**Input:**
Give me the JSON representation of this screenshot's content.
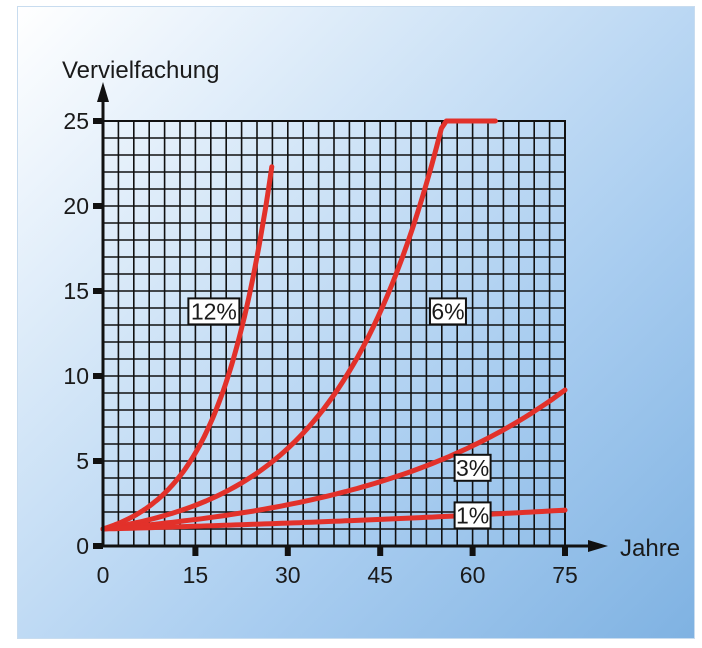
{
  "chart_data": {
    "type": "line",
    "xlabel": "Jahre",
    "ylabel": "Vervielfachung",
    "xlim": [
      0,
      75
    ],
    "ylim": [
      0,
      25
    ],
    "x_ticks": [
      "0",
      "15",
      "30",
      "45",
      "60",
      "75"
    ],
    "y_ticks": [
      "0",
      "5",
      "10",
      "15",
      "20",
      "25"
    ],
    "grid": true,
    "series": [
      {
        "name": "12%",
        "rate": 0.12,
        "x": [
          0,
          5,
          10,
          15,
          20,
          22,
          25,
          27.4
        ],
        "y": [
          1,
          1.76,
          3.11,
          5.47,
          9.65,
          12.1,
          17.0,
          25
        ]
      },
      {
        "name": "6%",
        "rate": 0.06,
        "x": [
          0,
          10,
          20,
          30,
          40,
          45,
          50,
          55,
          60,
          63.7
        ],
        "y": [
          1,
          1.79,
          3.21,
          5.74,
          10.29,
          13.76,
          18.42,
          22.0,
          23.5,
          25
        ]
      },
      {
        "name": "3%",
        "rate": 0.03,
        "x": [
          0,
          15,
          30,
          45,
          60,
          75
        ],
        "y": [
          1,
          1.56,
          2.43,
          3.78,
          5.89,
          8.0
        ]
      },
      {
        "name": "1%",
        "rate": 0.01,
        "x": [
          0,
          15,
          30,
          45,
          60,
          75
        ],
        "y": [
          1,
          1.16,
          1.35,
          1.56,
          1.82,
          2.1
        ]
      }
    ],
    "colors": {
      "line": "#e2312a",
      "grid": "#111111",
      "axis": "#111111"
    }
  }
}
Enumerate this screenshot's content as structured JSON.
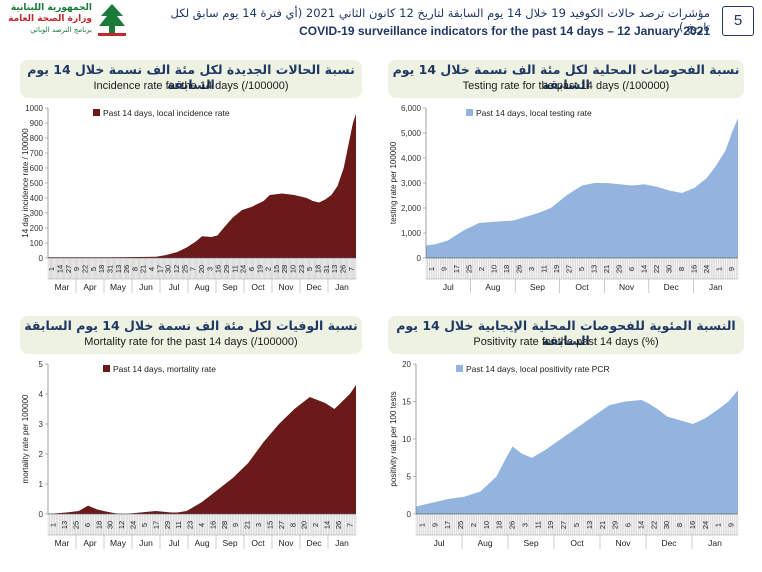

**Problem requirements:**
Scan the listing above. Gather each line that contains the word "this".

**Answer to the problem:**
Give me the JSON representation of this screenshot's content.
Enumerate this screenshot's content as structured JSON.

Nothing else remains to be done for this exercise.